* DATA FOR THIS TASK *
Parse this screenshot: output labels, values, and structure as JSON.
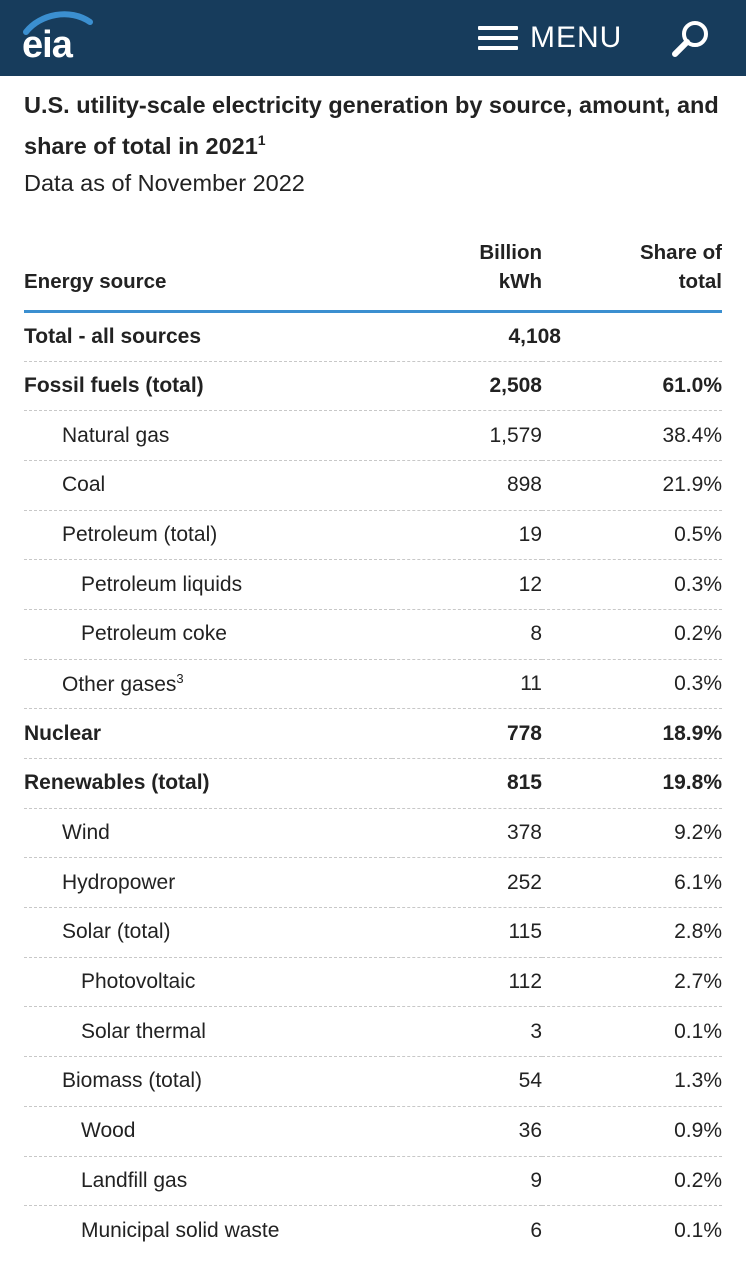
{
  "header": {
    "logo_text": "eia",
    "menu_label": "MENU",
    "icons": [
      "hamburger-icon",
      "search-icon"
    ],
    "colors": {
      "bar": "#173c5c",
      "accent": "#3b8fd0"
    }
  },
  "page": {
    "title": "U.S. utility-scale electricity generation by source, amount, and share of total in 2021",
    "title_footnote": "1",
    "subtitle": "Data as of November 2022"
  },
  "table": {
    "headers": {
      "source": "Energy source",
      "kwh_line1": "Billion",
      "kwh_line2": "kWh",
      "share_line1": "Share of",
      "share_line2": "total"
    },
    "rows": [
      {
        "source": "Total - all sources",
        "kwh": "4,108",
        "share": "",
        "level": 0,
        "bold": true,
        "footnote": ""
      },
      {
        "source": "Fossil fuels (total)",
        "kwh": "2,508",
        "share": "61.0%",
        "level": 0,
        "bold": true,
        "footnote": ""
      },
      {
        "source": "Natural gas",
        "kwh": "1,579",
        "share": "38.4%",
        "level": 1,
        "bold": false,
        "footnote": ""
      },
      {
        "source": "Coal",
        "kwh": "898",
        "share": "21.9%",
        "level": 1,
        "bold": false,
        "footnote": ""
      },
      {
        "source": "Petroleum (total)",
        "kwh": "19",
        "share": "0.5%",
        "level": 1,
        "bold": false,
        "footnote": ""
      },
      {
        "source": "Petroleum liquids",
        "kwh": "12",
        "share": "0.3%",
        "level": 2,
        "bold": false,
        "footnote": ""
      },
      {
        "source": "Petroleum coke",
        "kwh": "8",
        "share": "0.2%",
        "level": 2,
        "bold": false,
        "footnote": ""
      },
      {
        "source": "Other gases",
        "kwh": "11",
        "share": "0.3%",
        "level": 1,
        "bold": false,
        "footnote": "3"
      },
      {
        "source": "Nuclear",
        "kwh": "778",
        "share": "18.9%",
        "level": 0,
        "bold": true,
        "footnote": ""
      },
      {
        "source": "Renewables (total)",
        "kwh": "815",
        "share": "19.8%",
        "level": 0,
        "bold": true,
        "footnote": ""
      },
      {
        "source": "Wind",
        "kwh": "378",
        "share": "9.2%",
        "level": 1,
        "bold": false,
        "footnote": ""
      },
      {
        "source": "Hydropower",
        "kwh": "252",
        "share": "6.1%",
        "level": 1,
        "bold": false,
        "footnote": ""
      },
      {
        "source": "Solar (total)",
        "kwh": "115",
        "share": "2.8%",
        "level": 1,
        "bold": false,
        "footnote": ""
      },
      {
        "source": "Photovoltaic",
        "kwh": "112",
        "share": "2.7%",
        "level": 2,
        "bold": false,
        "footnote": ""
      },
      {
        "source": "Solar thermal",
        "kwh": "3",
        "share": "0.1%",
        "level": 2,
        "bold": false,
        "footnote": ""
      },
      {
        "source": "Biomass (total)",
        "kwh": "54",
        "share": "1.3%",
        "level": 1,
        "bold": false,
        "footnote": ""
      },
      {
        "source": "Wood",
        "kwh": "36",
        "share": "0.9%",
        "level": 2,
        "bold": false,
        "footnote": ""
      },
      {
        "source": "Landfill gas",
        "kwh": "9",
        "share": "0.2%",
        "level": 2,
        "bold": false,
        "footnote": ""
      },
      {
        "source": "Municipal solid waste",
        "kwh": "6",
        "share": "0.1%",
        "level": 2,
        "bold": false,
        "footnote": ""
      }
    ]
  }
}
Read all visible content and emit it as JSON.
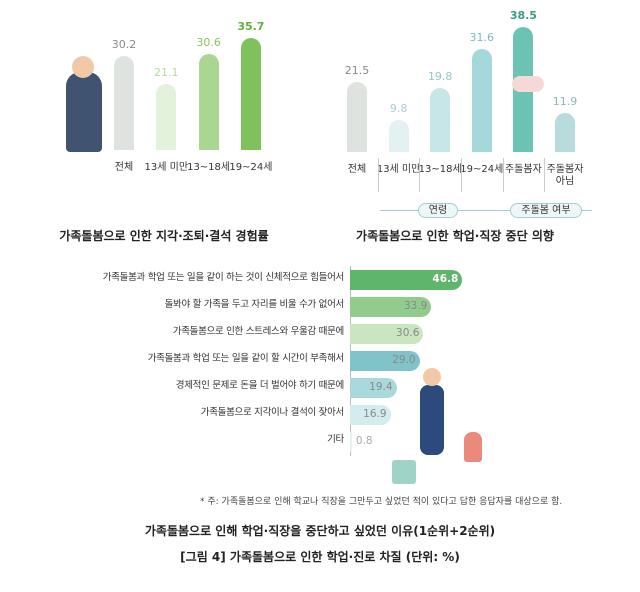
{
  "figure_caption": "[그림 4] 가족돌봄으로 인한 학업·진로 차질 (단위: %)",
  "chart_data": [
    {
      "type": "bar",
      "title": "가족돌봄으로 인한 지각·조퇴·결석 경험률",
      "categories": [
        "전체",
        "13세 미만",
        "13~18세",
        "19~24세"
      ],
      "values": [
        30.2,
        21.1,
        30.6,
        35.7
      ],
      "colors": [
        "#dfe3e0",
        "#e3f2da",
        "#a9d690",
        "#7fc25c"
      ],
      "label_colors": [
        "#8a8a8a",
        "#b6dba1",
        "#86c467",
        "#63ad43"
      ],
      "ylim": [
        0,
        40
      ]
    },
    {
      "type": "bar",
      "title": "가족돌봄으로 인한 학업·직장 중단 의향",
      "categories": [
        "전체",
        "13세 미만",
        "13~18세",
        "19~24세",
        "주돌봄자",
        "주돌봄자\n아님"
      ],
      "values": [
        21.5,
        9.8,
        19.8,
        31.6,
        38.5,
        11.9
      ],
      "groups": [
        "연령",
        "주돌봄 여부"
      ],
      "colors": [
        "#dfe3e0",
        "#e2f2f3",
        "#c6e6e8",
        "#a4d8db",
        "#6cc3b3",
        "#b8dcdc"
      ],
      "label_colors": [
        "#8a8a8a",
        "#a9cfd2",
        "#95c6ca",
        "#7bbcc1",
        "#3c9c86",
        "#8ab9ba"
      ],
      "ylim": [
        0,
        40
      ]
    },
    {
      "type": "hbar",
      "title": "가족돌봄으로 인해 학업·직장을 중단하고 싶었던 이유(1순위+2순위)",
      "note": "* 주: 가족돌봄으로 인해 학교나 직장을 그만두고 싶었던 적이 있다고 답한 응답자를 대상으로 함.",
      "categories": [
        "가족돌봄과 학업 또는 일을 같이 하는 것이 신체적으로 힘들어서",
        "돌봐야 할 가족을 두고 자리를 비울 수가 없어서",
        "가족돌봄으로 인한 스트레스와 우울감 때문에",
        "가족돌봄과 학업 또는 일을 같이 할 시간이 부족해서",
        "경제적인 문제로 돈을 더 벌어야 하기 때문에",
        "가족돌봄으로 지각이나 결석이 잦아서",
        "기타"
      ],
      "values": [
        46.8,
        33.9,
        30.6,
        29.0,
        19.4,
        16.9,
        0.8
      ],
      "value_labels": [
        "46.8",
        "33.9",
        "30.6",
        "29.0",
        "19.4",
        "16.9",
        "0.8"
      ],
      "colors": [
        "#5fb56a",
        "#92cc8d",
        "#c9e6c1",
        "#80c4c9",
        "#a9d9dd",
        "#d3ecee",
        "#e6f2f2"
      ],
      "xlim": [
        0,
        50
      ]
    }
  ]
}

* EXERCISE GOAL *
Copy all lines of the material above where the string "가족돌봄과" occurs.

* RESULT OF THIS EXERCISE *
        "가족돌봄과 학업 또는 일을 같이 하는 것이 신체적으로 힘들어서",
        "가족돌봄과 학업 또는 일을 같이 할 시간이 부족해서",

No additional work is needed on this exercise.